■ YOUR OBJECTIVE:
Word for word, retype every entry in the listing.

■ MATERIAL PROVIDED:

....

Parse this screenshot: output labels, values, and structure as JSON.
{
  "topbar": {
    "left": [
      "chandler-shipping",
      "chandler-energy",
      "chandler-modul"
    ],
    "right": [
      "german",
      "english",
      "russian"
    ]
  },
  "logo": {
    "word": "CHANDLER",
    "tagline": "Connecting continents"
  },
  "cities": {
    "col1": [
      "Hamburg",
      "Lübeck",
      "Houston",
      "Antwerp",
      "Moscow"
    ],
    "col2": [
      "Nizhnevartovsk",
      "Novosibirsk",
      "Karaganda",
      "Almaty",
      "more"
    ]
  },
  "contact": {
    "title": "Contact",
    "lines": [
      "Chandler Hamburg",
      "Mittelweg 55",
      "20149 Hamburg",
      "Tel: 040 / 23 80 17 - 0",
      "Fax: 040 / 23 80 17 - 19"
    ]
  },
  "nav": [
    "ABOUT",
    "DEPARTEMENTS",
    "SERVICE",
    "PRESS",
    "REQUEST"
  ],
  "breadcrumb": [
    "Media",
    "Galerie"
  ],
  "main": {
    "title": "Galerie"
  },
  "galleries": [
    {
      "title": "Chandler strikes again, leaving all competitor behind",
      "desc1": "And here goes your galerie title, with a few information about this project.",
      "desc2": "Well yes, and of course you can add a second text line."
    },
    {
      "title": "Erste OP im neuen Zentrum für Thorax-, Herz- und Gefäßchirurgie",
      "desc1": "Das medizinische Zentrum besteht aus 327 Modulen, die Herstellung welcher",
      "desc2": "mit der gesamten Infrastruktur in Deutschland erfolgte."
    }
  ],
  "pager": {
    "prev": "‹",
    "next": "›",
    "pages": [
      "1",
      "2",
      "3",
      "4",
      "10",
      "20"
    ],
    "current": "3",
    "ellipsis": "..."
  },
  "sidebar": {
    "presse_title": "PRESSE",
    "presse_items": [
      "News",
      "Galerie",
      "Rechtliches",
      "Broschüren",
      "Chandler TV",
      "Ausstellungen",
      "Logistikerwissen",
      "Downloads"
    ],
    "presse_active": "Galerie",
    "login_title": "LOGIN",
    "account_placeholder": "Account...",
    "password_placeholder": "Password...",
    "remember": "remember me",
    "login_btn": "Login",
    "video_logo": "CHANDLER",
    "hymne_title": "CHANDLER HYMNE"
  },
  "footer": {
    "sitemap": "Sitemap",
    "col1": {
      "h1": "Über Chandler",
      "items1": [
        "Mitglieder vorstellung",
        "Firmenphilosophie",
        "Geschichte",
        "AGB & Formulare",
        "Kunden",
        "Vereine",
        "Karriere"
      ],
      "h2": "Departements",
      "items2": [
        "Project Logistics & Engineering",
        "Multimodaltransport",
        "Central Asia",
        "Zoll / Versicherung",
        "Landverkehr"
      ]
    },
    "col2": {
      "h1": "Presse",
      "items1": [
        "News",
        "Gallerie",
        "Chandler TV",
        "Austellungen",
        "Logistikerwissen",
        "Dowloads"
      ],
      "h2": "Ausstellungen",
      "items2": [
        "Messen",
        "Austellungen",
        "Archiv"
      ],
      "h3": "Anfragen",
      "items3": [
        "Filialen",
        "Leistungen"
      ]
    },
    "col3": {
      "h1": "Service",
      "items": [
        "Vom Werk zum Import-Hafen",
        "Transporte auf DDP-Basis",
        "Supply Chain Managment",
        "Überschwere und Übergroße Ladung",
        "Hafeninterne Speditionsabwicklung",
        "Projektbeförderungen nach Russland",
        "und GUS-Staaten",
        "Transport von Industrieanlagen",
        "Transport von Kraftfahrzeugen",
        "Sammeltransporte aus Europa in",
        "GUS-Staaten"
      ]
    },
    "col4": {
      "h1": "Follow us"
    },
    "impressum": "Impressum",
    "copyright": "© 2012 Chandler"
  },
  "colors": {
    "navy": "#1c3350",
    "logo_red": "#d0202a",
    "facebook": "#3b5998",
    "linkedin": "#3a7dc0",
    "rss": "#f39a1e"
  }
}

....

■ RESULT OF THIS TASK:
Parse this screenshot: output labels, values, and structure as JSON.
{
  "topbar": {
    "left": [
      "chandler-shipping",
      "chandler-energy",
      "chandler-modul"
    ],
    "right": [
      "german",
      "english",
      "russian"
    ]
  },
  "logo": {
    "word": "CHANDLER",
    "tagline": "Connecting continents"
  },
  "cities": {
    "col1": [
      "Hamburg",
      "Lübeck",
      "Houston",
      "Antwerp",
      "Moscow"
    ],
    "col2": [
      "Nizhnevartovsk",
      "Novosibirsk",
      "Karaganda",
      "Almaty",
      "more"
    ]
  },
  "contact": {
    "title": "Contact",
    "lines": [
      "Chandler Hamburg",
      "Mittelweg 55",
      "20149 Hamburg",
      "Tel: 040 / 23 80 17 - 0",
      "Fax: 040 / 23 80 17 - 19"
    ]
  },
  "nav": [
    "ABOUT",
    "DEPARTEMENTS",
    "SERVICE",
    "PRESS",
    "REQUEST"
  ],
  "breadcrumb": [
    "Media",
    "Galerie"
  ],
  "main": {
    "title": "Galerie"
  },
  "galleries": [
    {
      "title": "Chandler strikes again, leaving all competitor behind",
      "desc1": "And here goes your galerie title, with a few information about this project.",
      "desc2": "Well yes, and of course you can add a second text line."
    },
    {
      "title": "Erste OP im neuen Zentrum für Thorax-, Herz- und Gefäßchirurgie",
      "desc1": "Das medizinische Zentrum besteht aus 327 Modulen, die Herstellung welcher",
      "desc2": "mit der gesamten Infrastruktur in Deutschland erfolgte."
    }
  ],
  "pager": {
    "prev": "‹",
    "next": "›",
    "pages": [
      "1",
      "2",
      "3",
      "4",
      "10",
      "20"
    ],
    "current": "3",
    "ellipsis": "..."
  },
  "sidebar": {
    "presse_title": "PRESSE",
    "presse_items": [
      "News",
      "Galerie",
      "Rechtliches",
      "Broschüren",
      "Chandler TV",
      "Ausstellungen",
      "Logistikerwissen",
      "Downloads"
    ],
    "presse_active": "Galerie",
    "login_title": "LOGIN",
    "account_placeholder": "Account...",
    "password_placeholder": "Password...",
    "remember": "remember me",
    "login_btn": "Login",
    "video_logo": "CHANDLER",
    "hymne_title": "CHANDLER HYMNE"
  },
  "footer": {
    "sitemap": "Sitemap",
    "col1": {
      "h1": "Über Chandler",
      "items1": [
        "Mitglieder vorstellung",
        "Firmenphilosophie",
        "Geschichte",
        "AGB & Formulare",
        "Kunden",
        "Vereine",
        "Karriere"
      ],
      "h2": "Departements",
      "items2": [
        "Project Logistics & Engineering",
        "Multimodaltransport",
        "Central Asia",
        "Zoll / Versicherung",
        "Landverkehr"
      ]
    },
    "col2": {
      "h1": "Presse",
      "items1": [
        "News",
        "Gallerie",
        "Chandler TV",
        "Austellungen",
        "Logistikerwissen",
        "Dowloads"
      ],
      "h2": "Ausstellungen",
      "items2": [
        "Messen",
        "Austellungen",
        "Archiv"
      ],
      "h3": "Anfragen",
      "items3": [
        "Filialen",
        "Leistungen"
      ]
    },
    "col3": {
      "h1": "Service",
      "items": [
        "Vom Werk zum Import-Hafen",
        "Transporte auf DDP-Basis",
        "Supply Chain Managment",
        "Überschwere und Übergroße Ladung",
        "Hafeninterne Speditionsabwicklung",
        "Projektbeförderungen nach Russland",
        "und GUS-Staaten",
        "Transport von Industrieanlagen",
        "Transport von Kraftfahrzeugen",
        "Sammeltransporte aus Europa in",
        "GUS-Staaten"
      ]
    },
    "col4": {
      "h1": "Follow us"
    },
    "impressum": "Impressum",
    "copyright": "© 2012 Chandler"
  },
  "colors": {
    "navy": "#1c3350",
    "logo_red": "#d0202a",
    "facebook": "#3b5998",
    "linkedin": "#3a7dc0",
    "rss": "#f39a1e"
  }
}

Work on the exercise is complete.